───── Records shown
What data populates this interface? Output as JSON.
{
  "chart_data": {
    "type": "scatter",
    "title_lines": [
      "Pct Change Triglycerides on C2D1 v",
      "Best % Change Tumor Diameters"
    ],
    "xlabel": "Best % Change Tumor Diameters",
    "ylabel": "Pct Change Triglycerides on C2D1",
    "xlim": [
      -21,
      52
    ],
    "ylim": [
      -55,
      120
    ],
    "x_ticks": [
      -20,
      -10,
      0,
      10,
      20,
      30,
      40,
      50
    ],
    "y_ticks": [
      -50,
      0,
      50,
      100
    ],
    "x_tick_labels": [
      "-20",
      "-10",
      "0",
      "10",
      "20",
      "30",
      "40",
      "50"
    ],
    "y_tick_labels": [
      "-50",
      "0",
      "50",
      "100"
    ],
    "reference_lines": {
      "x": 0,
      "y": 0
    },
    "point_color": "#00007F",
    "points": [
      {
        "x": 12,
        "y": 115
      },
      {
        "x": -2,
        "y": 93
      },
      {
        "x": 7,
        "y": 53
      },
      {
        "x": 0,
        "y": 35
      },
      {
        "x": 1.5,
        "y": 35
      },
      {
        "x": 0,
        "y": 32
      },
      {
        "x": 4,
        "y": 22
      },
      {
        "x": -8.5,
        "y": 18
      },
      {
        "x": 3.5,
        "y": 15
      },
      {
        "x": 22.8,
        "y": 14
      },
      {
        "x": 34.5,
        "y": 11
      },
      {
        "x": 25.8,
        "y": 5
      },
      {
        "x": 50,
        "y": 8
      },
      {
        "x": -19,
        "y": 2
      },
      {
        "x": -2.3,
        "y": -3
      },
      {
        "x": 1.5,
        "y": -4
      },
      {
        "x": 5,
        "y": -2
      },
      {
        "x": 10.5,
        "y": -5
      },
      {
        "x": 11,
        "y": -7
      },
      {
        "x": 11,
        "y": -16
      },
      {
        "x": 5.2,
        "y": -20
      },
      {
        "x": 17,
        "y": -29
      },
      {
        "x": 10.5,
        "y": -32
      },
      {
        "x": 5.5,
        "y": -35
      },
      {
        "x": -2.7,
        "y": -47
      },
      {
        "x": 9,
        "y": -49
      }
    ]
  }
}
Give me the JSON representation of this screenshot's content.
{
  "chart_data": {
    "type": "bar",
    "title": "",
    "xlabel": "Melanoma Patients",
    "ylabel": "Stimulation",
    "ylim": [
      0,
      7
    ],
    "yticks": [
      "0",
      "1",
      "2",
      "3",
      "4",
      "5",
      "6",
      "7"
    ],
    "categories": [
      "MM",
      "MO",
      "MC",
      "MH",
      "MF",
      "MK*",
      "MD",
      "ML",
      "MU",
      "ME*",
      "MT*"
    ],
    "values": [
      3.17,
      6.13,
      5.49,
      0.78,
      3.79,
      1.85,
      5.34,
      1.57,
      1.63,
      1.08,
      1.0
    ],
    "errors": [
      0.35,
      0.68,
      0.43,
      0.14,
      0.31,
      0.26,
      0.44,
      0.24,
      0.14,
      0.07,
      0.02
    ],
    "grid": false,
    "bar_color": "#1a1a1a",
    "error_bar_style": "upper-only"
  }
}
──────────
- What you will do: Going through the records above line by line, count those that hold the word "ylabel", and answer with the number only.

- Written response: 2